▶ **Письменное задание**
Прочитайте текст о ночном бое за плацдарм и укажите, силуэты скольких подбитых танков и самоходок первыми показались на рассвете.

▶ **Текст для чтения**
Немецкие танки, обогнав свою пехоту, выключили свет, и наступающих цепей не стало видно. Я пожалел об этом, считал, что огонь нашего стрелкового оружия будет не столь метким и станет слабее; но треск выстрелов из винтовок, автоматов и пулеметов не слабел, а стрельба из орудий прямой наводки все нарастала.

Вдруг фары снова зажглись почти одновременно на всем участке, но это уже были отдельные и короткие вспышки света, притом в сторону противника, и в эти мгновения была снова видна его пехота, но уже отступающая. На НП раздались восклицания: «Танки повернули назад!», «Атака отбита!». Немного позднее было получено донесение с плацдарма, подтверждающее, что атака гитлеровцев всюду отражена.

От имени Военного совета армии всем защитникам плацдарма и артиллеристам, стрелявшим с левого берега, я объявил благодарность и в то же время предупредил их, чтобы готовились к отражению повторных атак.

Через два часа противник перешел снова в яростное наступление, но уже с меньшим количеством танков. Наши герои, воодушевленные предыдущим успехом, отбивали эту атаку с еще большим мужеством, и она, а также последовавшие за ней в эту ночь третья, четвертая и пятая атаки захлебнулись. Чуть забрезжил рассвет, многие тысячи глаз начали всматриваться в лежащую впереди местность. Первыми показались силуэты шестнадцати подбитых танков и самоходок, некоторые из них еще дымились. А когда стало совсем светло, мы увидели поле, усеянное трупами фашистов».

▶ **Исходные данные**
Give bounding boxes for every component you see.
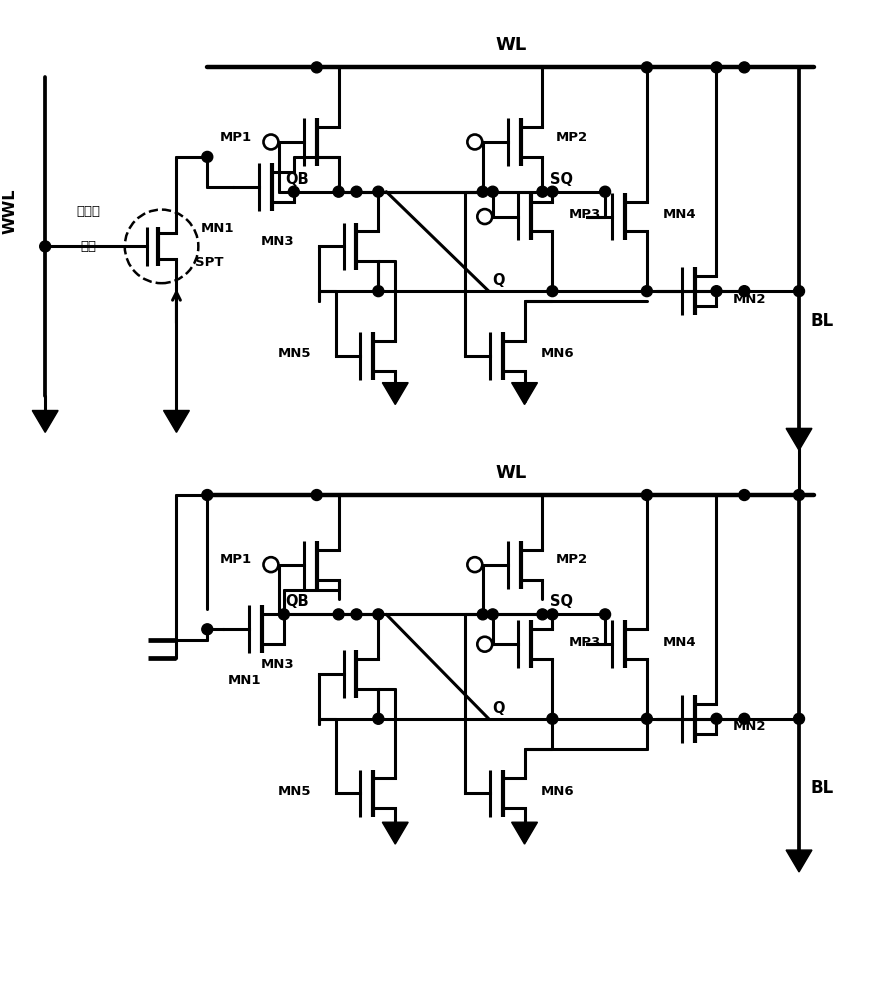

▶ **Результат задания**
Первыми показались силуэты шестнадцати подбитых танков и самоходок.